[Given request]: Reproduce the listing verbatim.

[Given records]:

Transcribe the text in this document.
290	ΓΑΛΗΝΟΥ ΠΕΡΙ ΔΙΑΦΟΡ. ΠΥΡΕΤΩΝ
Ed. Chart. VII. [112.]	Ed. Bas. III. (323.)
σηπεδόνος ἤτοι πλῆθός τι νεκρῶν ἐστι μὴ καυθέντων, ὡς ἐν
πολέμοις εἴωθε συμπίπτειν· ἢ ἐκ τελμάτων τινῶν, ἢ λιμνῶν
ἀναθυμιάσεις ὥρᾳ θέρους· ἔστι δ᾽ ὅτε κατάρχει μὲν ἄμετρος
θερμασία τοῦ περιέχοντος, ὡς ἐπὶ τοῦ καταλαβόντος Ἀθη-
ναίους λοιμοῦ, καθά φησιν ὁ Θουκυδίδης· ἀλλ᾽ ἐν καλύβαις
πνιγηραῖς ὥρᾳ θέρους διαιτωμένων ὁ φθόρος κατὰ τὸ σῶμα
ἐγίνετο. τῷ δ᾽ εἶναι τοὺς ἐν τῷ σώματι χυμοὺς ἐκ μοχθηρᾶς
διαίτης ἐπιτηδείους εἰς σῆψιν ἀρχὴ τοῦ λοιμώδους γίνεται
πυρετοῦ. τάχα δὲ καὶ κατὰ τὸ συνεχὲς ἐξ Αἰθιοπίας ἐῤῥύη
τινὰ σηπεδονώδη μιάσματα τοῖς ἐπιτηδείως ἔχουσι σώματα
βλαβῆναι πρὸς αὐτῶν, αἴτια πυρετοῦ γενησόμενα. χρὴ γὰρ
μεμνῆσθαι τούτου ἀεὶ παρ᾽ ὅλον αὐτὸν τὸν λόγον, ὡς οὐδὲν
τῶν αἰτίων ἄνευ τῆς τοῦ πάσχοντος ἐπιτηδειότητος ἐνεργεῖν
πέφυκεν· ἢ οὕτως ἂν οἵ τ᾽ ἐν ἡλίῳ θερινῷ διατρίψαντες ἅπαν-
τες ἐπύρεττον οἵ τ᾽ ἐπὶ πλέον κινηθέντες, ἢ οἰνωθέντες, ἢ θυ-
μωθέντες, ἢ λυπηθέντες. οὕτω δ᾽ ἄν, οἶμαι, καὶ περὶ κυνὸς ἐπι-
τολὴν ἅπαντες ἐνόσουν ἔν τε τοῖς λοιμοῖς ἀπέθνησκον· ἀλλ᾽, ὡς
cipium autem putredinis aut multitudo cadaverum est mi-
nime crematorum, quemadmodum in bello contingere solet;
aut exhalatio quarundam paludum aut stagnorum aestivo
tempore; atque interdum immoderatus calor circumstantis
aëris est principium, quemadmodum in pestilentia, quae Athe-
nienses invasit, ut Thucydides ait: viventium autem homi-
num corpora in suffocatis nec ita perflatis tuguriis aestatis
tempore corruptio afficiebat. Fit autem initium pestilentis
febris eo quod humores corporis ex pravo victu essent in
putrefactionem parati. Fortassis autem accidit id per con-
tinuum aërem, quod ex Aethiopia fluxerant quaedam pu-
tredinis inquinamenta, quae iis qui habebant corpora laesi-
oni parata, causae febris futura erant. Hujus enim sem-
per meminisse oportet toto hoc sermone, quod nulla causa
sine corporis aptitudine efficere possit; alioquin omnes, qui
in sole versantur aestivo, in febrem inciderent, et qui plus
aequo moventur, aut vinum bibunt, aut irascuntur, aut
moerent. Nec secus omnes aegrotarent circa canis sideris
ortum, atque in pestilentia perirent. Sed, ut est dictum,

[Worked solution]:
Transcribe the text in this document.
290	ΓΑΛΗΝΟΥ ΠΕΡΙ ΔΙΑΦΟΡ. ΠΥΡΕΤΩΝ
Ed. Chart. VII. [112.]	Ed. Bas. III. (323.)
σηπεδόνος ἤτοι πλῆθός τι νεκρῶν ἐστι μὴ καυθέντων, ὡς ἐν
πολέμοις εἴωθε συμπίπτειν· ἢ ἐκ τελμάτων τινῶν, ἢ λιμνῶν
ἀναθυμιάσεις ὥρᾳ θέρους· ἔστι δ᾽ ὅτε κατάρχει μὲν ἄμετρος
θερμασία τοῦ περιέχοντος, ὡς ἐπὶ τοῦ καταλαβόντος Ἀθη-
ναίους λοιμοῦ, καθά φησιν ὁ Θουκυδίδης· ἀλλ᾽ ἐν καλύβαις
πνιγηραῖς ὥρᾳ θέρους διαιτωμένων ὁ φθόρος κατὰ τὸ σῶμα
ἐγίνετο. τῷ δ᾽ εἶναι τοὺς ἐν τῷ σώματι χυμοὺς ἐκ μοχθηρᾶς
διαίτης ἐπιτηδείους εἰς σῆψιν ἀρχὴ τοῦ λοιμώδους γίνεται
πυρετοῦ. τάχα δὲ καὶ κατὰ τὸ συνεχὲς ἐξ Αἰθιοπίας ἐῤῥύη
τινὰ σηπεδονώδη μιάσματα τοῖς ἐπιτηδείως ἔχουσι σώματα
βλαβῆναι πρὸς αὐτῶν, αἴτια πυρετοῦ γενησόμενα. χρὴ γὰρ
μεμνῆσθαι τούτου ἀεὶ παρ᾽ ὅλον αὐτὸν τὸν λόγον, ὡς οὐδὲν
τῶν αἰτίων ἄνευ τῆς τοῦ πάσχοντος ἐπιτηδειότητος ἐνεργεῖν
πέφυκεν· ἢ οὕτως ἂν οἵ τ᾽ ἐν ἡλίῳ θερινῷ διατρίψαντες ἅπαν-
τες ἐπύρεττον οἵ τ᾽ ἐπὶ πλέον κινηθέντες, ἢ οἰνωθέντες, ἢ θυ-
μωθέντες, ἢ λυπηθέντες. οὕτω δ᾽ ἄν, οἶμαι, καὶ περὶ κυνὸς ἐπι-
τολὴν ἅπαντες ἐνόσουν ἔν τε τοῖς λοιμοῖς ἀπέθνησκον· ἀλλ᾽, ὡς
cipium autem putredinis aut multitudo cadaverum est mi-
nime crematorum, quemadmodum in bello contingere solet;
aut exhalatio quarundam paludum aut stagnorum aestivo
tempore; atque interdum immoderatus calor circumstantis
aëris est principium, quemadmodum in pestilentia, quae Athe-
nienses invasit, ut Thucydides ait: viventium autem homi-
num corpora in suffocatis nec ita perflatis tuguriis aestatis
tempore corruptio afficiebat. Fit autem initium pestilentis
febris eo quod humores corporis ex pravo victu essent in
putrefactionem parati. Fortassis autem accidit id per con-
tinuum aërem, quod ex Aethiopia fluxerant quaedam pu-
tredinis inquinamenta, quae iis qui habebant corpora laesi-
oni parata, causae febris futura erant. Hujus enim sem-
per meminisse oportet toto hoc sermone, quod nulla causa
sine corporis aptitudine efficere possit; alioquin omnes, qui
in sole versantur aestivo, in febrem inciderent, et qui plus
aequo moventur, aut vinum bibunt, aut irascuntur, aut
moerent. Nec secus omnes aegrotarent circa canis sideris
ortum, atque in pestilentia perirent. Sed, ut est dictum,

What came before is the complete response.